### WHAT THE EXERCISE ASKS
Every entry that follows should be repeated exactly; drop the images.

### RECORDED INFORMATION
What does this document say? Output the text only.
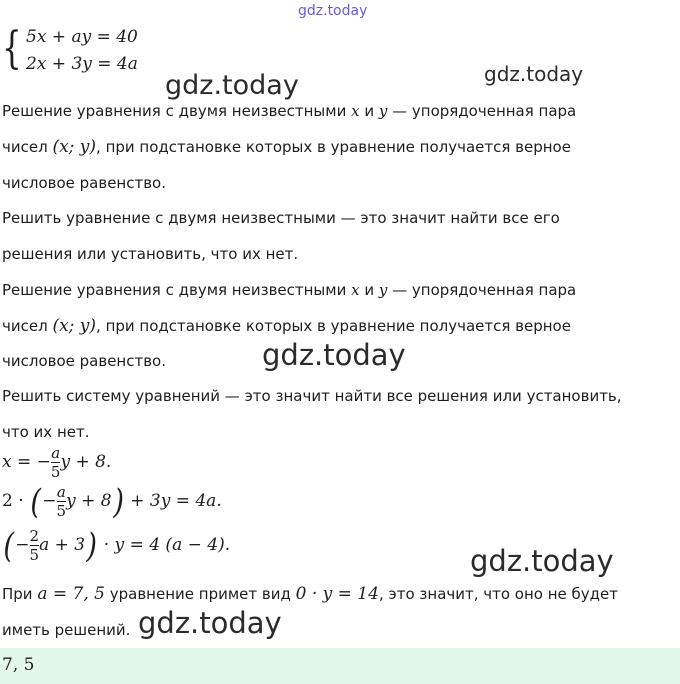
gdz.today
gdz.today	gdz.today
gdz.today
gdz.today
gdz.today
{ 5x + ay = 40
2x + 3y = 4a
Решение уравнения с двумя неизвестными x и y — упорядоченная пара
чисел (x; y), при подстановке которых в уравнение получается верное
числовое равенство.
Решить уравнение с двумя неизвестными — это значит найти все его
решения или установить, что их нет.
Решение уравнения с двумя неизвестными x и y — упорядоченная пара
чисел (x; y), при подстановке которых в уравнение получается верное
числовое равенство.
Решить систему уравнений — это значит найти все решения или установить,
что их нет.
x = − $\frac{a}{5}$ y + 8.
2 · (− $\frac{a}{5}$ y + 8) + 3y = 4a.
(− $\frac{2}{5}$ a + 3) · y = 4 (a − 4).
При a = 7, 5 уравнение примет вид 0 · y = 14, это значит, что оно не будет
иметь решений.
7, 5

### SOLUTION TO THIS EXERCISE
What does this document say? Output the text only.
gdz.today
gdz.today	gdz.today
gdz.today
gdz.today
gdz.today
{ 5x + ay = 40
2x + 3y = 4a
Решение уравнения с двумя неизвестными x и y — упорядоченная пара
чисел (x; y), при подстановке которых в уравнение получается верное
числовое равенство.
Решить уравнение с двумя неизвестными — это значит найти все его
решения или установить, что их нет.
Решение уравнения с двумя неизвестными x и y — упорядоченная пара
чисел (x; y), при подстановке которых в уравнение получается верное
числовое равенство.
Решить систему уравнений — это значит найти все решения или установить,
что их нет.
x = − $\frac{a}{5}$ y + 8.
2 · (− $\frac{a}{5}$ y + 8) + 3y = 4a.
(− $\frac{2}{5}$ a + 3) · y = 4 (a − 4).
При a = 7, 5 уравнение примет вид 0 · y = 14, это значит, что оно не будет
иметь решений.
7, 5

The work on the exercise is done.